__Data entries__.
....................

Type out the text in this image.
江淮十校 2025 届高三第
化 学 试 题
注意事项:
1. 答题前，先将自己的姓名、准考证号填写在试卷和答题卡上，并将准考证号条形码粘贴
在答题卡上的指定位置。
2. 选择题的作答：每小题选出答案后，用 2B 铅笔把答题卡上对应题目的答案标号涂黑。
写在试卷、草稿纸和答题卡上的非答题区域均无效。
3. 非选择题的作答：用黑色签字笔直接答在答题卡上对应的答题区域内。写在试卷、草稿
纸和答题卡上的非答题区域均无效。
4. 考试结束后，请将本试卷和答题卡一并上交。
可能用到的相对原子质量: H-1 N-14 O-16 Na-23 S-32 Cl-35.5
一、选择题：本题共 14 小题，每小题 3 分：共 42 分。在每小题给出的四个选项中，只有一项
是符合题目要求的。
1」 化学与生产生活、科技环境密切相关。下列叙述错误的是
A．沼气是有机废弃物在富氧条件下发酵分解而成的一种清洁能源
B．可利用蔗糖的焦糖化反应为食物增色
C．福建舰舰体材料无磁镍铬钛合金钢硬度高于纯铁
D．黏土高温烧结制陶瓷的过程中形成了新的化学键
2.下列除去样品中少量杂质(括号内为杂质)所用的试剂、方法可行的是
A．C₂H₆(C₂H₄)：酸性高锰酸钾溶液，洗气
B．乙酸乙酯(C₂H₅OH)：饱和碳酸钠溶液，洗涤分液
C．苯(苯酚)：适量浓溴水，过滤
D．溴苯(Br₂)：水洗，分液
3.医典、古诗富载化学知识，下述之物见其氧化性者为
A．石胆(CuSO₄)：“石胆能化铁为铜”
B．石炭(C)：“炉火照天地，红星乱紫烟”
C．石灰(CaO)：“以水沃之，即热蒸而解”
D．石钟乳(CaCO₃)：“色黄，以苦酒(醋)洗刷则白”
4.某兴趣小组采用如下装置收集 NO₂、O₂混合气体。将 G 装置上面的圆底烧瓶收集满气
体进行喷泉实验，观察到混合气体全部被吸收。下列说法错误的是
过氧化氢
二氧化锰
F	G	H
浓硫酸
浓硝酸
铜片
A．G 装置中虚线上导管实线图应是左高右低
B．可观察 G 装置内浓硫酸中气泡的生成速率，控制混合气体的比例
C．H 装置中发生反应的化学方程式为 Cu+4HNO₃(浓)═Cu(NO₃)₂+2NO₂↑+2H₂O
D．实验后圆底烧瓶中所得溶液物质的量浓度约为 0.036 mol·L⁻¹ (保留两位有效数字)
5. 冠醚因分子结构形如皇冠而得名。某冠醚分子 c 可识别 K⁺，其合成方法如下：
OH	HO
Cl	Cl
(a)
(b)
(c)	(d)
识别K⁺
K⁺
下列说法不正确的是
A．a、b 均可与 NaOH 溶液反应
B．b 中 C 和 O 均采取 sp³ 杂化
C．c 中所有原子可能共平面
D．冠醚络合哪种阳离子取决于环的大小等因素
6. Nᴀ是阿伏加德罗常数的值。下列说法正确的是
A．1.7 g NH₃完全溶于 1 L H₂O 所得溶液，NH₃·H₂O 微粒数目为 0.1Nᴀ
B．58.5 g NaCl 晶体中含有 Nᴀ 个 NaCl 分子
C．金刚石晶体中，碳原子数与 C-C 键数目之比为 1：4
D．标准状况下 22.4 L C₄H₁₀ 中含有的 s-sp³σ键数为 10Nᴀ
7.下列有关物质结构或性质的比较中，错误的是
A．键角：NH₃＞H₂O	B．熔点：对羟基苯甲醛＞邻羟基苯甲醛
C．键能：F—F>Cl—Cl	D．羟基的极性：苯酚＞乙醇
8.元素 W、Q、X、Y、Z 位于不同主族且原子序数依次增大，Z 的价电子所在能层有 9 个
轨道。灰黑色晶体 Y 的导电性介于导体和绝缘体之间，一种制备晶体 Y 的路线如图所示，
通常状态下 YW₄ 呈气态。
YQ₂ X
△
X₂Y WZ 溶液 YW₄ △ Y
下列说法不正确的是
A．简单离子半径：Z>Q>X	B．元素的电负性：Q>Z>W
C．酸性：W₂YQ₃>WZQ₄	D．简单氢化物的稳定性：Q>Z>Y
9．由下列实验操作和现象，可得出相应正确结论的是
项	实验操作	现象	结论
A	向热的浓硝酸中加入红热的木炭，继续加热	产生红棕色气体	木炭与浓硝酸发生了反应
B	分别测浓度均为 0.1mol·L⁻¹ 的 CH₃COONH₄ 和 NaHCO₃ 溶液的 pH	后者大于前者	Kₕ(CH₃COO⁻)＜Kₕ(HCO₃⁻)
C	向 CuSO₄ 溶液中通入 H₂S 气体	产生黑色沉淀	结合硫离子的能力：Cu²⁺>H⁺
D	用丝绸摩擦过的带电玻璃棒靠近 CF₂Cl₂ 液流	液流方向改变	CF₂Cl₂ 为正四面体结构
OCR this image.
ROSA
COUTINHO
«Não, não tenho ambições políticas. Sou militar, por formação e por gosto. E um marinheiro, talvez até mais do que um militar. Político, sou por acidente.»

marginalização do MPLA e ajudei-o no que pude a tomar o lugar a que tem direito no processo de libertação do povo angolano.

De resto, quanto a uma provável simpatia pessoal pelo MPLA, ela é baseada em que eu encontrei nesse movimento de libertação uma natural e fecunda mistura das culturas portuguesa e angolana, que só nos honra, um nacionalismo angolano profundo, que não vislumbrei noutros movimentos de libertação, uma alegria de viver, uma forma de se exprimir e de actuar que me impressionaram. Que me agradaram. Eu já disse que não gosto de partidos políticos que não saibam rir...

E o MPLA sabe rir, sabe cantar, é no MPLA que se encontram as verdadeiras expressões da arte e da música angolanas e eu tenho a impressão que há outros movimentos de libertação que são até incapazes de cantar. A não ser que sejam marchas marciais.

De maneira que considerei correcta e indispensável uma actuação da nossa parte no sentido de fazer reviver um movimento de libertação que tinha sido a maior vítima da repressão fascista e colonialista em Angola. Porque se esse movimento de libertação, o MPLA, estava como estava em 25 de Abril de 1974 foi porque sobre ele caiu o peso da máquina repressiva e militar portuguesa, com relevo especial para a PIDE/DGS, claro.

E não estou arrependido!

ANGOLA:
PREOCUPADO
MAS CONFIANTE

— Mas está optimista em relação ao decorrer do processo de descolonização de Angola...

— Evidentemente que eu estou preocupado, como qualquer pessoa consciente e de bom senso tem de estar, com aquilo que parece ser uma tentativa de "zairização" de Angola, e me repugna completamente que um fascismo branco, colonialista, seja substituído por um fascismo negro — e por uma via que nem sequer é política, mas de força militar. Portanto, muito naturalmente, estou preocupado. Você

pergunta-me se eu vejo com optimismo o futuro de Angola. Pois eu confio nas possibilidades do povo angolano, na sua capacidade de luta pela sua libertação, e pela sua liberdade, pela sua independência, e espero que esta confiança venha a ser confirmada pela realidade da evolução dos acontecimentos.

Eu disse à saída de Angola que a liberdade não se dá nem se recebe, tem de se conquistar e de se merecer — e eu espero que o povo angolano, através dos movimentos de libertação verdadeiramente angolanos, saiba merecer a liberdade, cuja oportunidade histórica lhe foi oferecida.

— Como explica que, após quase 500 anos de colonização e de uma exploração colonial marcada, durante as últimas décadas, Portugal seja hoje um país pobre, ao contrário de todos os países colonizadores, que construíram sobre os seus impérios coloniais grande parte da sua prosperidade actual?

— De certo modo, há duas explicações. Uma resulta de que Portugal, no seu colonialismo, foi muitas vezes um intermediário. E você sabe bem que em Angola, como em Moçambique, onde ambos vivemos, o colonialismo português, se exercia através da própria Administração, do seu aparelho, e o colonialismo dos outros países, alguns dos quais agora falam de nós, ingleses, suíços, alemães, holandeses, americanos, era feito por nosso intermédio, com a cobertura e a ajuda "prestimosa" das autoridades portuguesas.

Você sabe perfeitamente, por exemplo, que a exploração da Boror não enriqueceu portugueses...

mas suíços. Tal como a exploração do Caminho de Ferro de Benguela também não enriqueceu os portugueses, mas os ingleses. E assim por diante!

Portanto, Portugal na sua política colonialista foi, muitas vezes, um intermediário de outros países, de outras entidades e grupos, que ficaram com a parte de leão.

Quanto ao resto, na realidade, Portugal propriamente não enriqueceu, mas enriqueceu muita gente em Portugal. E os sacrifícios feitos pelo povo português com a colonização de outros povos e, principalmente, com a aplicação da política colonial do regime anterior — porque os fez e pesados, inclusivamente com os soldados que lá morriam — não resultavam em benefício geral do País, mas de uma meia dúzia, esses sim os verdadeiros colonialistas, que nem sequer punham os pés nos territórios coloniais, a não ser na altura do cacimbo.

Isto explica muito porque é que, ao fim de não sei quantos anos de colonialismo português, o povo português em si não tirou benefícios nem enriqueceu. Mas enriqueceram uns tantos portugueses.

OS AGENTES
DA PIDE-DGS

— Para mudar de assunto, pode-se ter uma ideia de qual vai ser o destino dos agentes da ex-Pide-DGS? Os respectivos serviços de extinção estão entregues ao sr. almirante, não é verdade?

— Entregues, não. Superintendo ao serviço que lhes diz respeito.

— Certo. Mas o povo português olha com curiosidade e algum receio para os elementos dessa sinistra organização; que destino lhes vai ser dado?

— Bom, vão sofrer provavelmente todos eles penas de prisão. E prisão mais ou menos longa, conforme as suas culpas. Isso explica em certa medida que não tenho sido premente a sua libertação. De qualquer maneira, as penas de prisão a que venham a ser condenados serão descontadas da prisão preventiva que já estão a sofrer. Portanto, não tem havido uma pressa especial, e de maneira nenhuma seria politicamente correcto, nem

....................

Scan the records for the string "espero". Copy each line in which it appears.

__Result for this exercise__.
pergunta-me se eu vejo com optimismo o futuro de Angola. Pois eu confio nas possibilidades do povo angolano, na sua capacidade de luta pela sua libertação, e pela sua liberdade, pela sua independência, e espero que esta confiança venha a ser confirmada pela realidade da evolução dos acontecimentos.
Eu disse à saída de Angola que a liberdade não se dá nem se recebe, tem de se conquistar e de se merecer — e eu espero que o povo angolano, através dos movimentos de libertação verdadeiramente angolanos, saiba merecer a liberdade, cuja oportunidade histórica lhe foi oferecida.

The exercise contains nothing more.